** Start of Information provided **

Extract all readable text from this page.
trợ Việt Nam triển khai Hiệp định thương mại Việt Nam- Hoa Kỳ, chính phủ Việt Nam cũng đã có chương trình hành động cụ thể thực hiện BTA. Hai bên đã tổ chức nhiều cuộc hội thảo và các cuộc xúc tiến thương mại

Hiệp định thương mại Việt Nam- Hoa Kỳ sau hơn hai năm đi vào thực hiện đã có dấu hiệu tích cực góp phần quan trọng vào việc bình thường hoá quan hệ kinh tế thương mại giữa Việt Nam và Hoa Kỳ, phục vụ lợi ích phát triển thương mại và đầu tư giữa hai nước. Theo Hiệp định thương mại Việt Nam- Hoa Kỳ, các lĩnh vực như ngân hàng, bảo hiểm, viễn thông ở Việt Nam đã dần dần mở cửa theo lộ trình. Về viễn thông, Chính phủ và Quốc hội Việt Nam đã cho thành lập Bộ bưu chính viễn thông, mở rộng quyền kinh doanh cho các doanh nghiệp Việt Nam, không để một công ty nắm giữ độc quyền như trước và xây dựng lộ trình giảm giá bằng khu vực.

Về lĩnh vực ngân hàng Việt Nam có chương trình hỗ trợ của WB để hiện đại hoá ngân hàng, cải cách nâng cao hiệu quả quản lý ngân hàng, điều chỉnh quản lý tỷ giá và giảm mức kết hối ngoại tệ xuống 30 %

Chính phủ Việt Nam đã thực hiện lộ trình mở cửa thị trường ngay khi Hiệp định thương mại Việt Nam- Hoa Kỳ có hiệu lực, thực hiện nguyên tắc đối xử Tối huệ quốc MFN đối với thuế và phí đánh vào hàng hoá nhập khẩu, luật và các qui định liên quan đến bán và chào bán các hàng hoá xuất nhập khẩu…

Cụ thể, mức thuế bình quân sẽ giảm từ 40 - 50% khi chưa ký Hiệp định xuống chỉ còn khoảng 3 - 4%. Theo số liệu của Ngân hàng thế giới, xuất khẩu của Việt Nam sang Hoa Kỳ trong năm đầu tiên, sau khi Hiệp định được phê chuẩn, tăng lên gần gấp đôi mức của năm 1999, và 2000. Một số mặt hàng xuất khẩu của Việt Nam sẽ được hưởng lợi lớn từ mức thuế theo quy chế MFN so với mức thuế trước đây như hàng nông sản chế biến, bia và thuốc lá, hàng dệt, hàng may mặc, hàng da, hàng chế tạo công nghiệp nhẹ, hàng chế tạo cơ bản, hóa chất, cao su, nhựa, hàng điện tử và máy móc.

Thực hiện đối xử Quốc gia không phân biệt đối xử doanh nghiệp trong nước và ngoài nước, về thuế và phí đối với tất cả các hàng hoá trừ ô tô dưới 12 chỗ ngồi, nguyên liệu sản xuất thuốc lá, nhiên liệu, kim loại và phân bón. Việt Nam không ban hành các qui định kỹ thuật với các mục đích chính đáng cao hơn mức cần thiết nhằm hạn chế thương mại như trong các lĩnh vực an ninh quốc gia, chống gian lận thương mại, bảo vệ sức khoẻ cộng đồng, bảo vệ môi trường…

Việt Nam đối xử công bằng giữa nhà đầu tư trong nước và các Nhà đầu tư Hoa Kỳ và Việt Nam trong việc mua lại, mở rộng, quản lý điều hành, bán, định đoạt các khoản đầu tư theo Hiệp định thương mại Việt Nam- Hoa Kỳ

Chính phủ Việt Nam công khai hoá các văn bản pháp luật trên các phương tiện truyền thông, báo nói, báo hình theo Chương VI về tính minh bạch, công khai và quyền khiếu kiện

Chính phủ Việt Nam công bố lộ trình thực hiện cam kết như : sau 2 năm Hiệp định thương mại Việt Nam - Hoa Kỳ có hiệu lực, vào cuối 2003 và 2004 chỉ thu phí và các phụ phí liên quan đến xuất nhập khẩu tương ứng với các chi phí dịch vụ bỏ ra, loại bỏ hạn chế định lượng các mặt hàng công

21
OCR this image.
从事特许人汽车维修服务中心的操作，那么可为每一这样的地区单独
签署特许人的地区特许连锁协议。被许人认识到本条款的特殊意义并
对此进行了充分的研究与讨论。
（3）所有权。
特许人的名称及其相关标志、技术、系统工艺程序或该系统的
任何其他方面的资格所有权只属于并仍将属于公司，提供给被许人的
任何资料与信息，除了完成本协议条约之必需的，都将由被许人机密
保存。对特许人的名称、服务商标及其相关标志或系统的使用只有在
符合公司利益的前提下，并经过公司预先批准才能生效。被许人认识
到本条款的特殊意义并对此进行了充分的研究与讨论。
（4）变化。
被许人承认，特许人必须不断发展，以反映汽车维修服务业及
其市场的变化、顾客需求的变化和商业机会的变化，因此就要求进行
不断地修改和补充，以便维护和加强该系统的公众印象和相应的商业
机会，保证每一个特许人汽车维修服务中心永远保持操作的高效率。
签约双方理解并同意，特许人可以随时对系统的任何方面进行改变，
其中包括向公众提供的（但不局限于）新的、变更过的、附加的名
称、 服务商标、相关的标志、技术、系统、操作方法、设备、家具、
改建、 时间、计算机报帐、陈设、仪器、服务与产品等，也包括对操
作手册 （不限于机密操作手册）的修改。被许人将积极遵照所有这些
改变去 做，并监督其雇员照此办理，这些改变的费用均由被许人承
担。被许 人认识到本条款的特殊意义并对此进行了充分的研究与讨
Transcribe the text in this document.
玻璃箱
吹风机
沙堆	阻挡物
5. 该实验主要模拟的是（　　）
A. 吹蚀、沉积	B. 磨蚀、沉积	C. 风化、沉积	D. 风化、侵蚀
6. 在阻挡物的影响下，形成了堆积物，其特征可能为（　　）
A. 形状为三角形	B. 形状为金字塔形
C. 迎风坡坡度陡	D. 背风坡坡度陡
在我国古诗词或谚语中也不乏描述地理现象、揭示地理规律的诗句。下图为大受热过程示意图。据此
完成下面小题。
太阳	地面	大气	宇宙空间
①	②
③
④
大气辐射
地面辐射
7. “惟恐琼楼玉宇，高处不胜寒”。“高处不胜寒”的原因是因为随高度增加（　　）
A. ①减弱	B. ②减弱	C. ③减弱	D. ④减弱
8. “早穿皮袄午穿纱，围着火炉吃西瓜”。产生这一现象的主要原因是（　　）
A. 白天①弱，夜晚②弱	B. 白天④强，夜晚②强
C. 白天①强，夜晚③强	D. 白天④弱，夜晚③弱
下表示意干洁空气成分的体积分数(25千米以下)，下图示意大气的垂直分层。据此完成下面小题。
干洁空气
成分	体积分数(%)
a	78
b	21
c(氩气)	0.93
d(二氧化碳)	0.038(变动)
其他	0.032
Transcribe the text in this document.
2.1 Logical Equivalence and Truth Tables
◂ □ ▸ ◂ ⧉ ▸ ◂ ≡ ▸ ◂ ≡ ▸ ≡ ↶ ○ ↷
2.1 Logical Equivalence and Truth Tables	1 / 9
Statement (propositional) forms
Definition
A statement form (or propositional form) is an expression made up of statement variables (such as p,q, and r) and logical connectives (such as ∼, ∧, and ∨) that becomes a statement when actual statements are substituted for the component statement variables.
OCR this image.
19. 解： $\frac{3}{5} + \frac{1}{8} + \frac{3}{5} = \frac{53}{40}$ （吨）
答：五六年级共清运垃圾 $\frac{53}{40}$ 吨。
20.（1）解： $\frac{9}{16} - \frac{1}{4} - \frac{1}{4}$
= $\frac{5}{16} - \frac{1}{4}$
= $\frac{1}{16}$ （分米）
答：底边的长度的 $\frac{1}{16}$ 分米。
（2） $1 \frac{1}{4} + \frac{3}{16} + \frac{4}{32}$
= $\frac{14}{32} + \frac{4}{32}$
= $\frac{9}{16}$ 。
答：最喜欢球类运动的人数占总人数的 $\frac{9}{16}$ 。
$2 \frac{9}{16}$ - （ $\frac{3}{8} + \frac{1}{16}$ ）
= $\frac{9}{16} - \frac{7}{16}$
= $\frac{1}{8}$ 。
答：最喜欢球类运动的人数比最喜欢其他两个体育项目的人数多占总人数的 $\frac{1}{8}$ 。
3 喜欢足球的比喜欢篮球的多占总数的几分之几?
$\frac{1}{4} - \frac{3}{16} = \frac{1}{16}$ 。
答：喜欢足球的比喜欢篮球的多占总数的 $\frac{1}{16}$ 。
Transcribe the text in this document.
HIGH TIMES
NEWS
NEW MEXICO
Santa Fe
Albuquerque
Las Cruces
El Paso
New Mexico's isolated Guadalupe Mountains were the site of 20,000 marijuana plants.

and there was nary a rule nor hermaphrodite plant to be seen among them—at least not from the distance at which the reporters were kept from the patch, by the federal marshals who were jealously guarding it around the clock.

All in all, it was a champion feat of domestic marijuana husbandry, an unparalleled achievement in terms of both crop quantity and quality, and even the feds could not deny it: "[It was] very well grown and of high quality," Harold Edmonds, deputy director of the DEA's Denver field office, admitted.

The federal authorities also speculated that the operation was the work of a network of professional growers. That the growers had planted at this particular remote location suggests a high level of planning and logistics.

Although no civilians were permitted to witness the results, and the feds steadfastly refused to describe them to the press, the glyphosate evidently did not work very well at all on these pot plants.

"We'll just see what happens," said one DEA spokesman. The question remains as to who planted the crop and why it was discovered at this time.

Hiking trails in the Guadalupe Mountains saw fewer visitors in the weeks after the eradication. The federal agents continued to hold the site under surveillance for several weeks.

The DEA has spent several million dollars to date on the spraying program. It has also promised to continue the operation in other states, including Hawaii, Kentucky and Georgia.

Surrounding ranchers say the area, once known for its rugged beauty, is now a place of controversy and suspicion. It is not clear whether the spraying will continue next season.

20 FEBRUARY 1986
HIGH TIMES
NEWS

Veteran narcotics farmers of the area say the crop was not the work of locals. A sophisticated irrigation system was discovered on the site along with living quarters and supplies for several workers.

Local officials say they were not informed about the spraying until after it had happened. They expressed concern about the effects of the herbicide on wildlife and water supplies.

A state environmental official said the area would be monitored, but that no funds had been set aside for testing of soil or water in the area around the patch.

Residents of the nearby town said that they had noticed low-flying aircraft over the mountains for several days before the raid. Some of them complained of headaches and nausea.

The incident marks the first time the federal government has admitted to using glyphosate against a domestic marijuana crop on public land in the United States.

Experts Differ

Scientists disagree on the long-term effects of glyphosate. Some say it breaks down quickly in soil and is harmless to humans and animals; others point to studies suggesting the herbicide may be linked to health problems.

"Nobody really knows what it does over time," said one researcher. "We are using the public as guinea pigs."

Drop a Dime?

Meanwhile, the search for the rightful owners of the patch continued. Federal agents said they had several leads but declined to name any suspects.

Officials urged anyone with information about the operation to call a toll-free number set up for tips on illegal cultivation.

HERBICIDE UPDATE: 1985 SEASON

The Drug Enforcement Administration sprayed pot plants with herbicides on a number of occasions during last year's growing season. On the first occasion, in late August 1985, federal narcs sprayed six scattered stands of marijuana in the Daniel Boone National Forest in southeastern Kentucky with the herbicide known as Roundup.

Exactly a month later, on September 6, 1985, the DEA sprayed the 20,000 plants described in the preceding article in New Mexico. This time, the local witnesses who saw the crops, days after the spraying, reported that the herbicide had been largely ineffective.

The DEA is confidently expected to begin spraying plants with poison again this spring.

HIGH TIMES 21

** End of Information provided **

• **Your objective**:
Of the lines in the records, determine how many contain the word "Tables", and report that number alone.

• **Final answer**:
2